§ TASK DIRECTIONS
Copy the data below exactly.

Chart and figure data
--- begin ---
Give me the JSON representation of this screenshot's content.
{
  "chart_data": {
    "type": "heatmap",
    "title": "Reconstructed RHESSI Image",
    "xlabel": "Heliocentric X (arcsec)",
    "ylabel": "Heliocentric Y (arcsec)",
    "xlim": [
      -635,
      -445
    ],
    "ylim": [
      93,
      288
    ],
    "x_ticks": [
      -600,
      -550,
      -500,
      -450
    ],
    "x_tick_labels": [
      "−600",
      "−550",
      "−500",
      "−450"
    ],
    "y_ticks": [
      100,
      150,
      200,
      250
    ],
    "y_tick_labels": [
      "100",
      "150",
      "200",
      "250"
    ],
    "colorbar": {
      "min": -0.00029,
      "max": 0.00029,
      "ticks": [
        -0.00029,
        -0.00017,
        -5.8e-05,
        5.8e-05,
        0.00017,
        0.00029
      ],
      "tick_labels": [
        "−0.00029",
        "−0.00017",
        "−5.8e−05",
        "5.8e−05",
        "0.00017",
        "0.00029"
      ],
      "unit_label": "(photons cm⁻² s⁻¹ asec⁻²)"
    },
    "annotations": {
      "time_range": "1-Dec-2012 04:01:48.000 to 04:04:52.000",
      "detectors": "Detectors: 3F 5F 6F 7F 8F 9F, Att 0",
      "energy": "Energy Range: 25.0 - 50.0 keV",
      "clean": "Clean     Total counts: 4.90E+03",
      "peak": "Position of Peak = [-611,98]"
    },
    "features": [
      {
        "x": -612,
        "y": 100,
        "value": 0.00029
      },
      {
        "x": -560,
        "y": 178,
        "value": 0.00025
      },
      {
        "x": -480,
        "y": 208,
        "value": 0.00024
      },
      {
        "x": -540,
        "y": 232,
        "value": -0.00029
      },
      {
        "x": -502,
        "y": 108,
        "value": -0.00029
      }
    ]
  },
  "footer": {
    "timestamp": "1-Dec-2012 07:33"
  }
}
--- end ---
§ COMPLETED EXERCISE
Give me the JSON representation of this screenshot's content.
{
  "chart_data": {
    "type": "heatmap",
    "title": "Reconstructed RHESSI Image",
    "xlabel": "Heliocentric X (arcsec)",
    "ylabel": "Heliocentric Y (arcsec)",
    "xlim": [
      -635,
      -445
    ],
    "ylim": [
      93,
      288
    ],
    "x_ticks": [
      -600,
      -550,
      -500,
      -450
    ],
    "x_tick_labels": [
      "−600",
      "−550",
      "−500",
      "−450"
    ],
    "y_ticks": [
      100,
      150,
      200,
      250
    ],
    "y_tick_labels": [
      "100",
      "150",
      "200",
      "250"
    ],
    "colorbar": {
      "min": -0.00029,
      "max": 0.00029,
      "ticks": [
        -0.00029,
        -0.00017,
        -5.8e-05,
        5.8e-05,
        0.00017,
        0.00029
      ],
      "tick_labels": [
        "−0.00029",
        "−0.00017",
        "−5.8e−05",
        "5.8e−05",
        "0.00017",
        "0.00029"
      ],
      "unit_label": "(photons cm⁻² s⁻¹ asec⁻²)"
    },
    "annotations": {
      "time_range": "1-Dec-2012 04:01:48.000 to 04:04:52.000",
      "detectors": "Detectors: 3F 5F 6F 7F 8F 9F, Att 0",
      "energy": "Energy Range: 25.0 - 50.0 keV",
      "clean": "Clean     Total counts: 4.90E+03",
      "peak": "Position of Peak = [-611,98]"
    },
    "features": [
      {
        "x": -612,
        "y": 100,
        "value": 0.00029
      },
      {
        "x": -560,
        "y": 178,
        "value": 0.00025
      },
      {
        "x": -480,
        "y": 208,
        "value": 0.00024
      },
      {
        "x": -540,
        "y": 232,
        "value": -0.00029
      },
      {
        "x": -502,
        "y": 108,
        "value": -0.00029
      }
    ]
  },
  "footer": {
    "timestamp": "1-Dec-2012 07:33"
  }
}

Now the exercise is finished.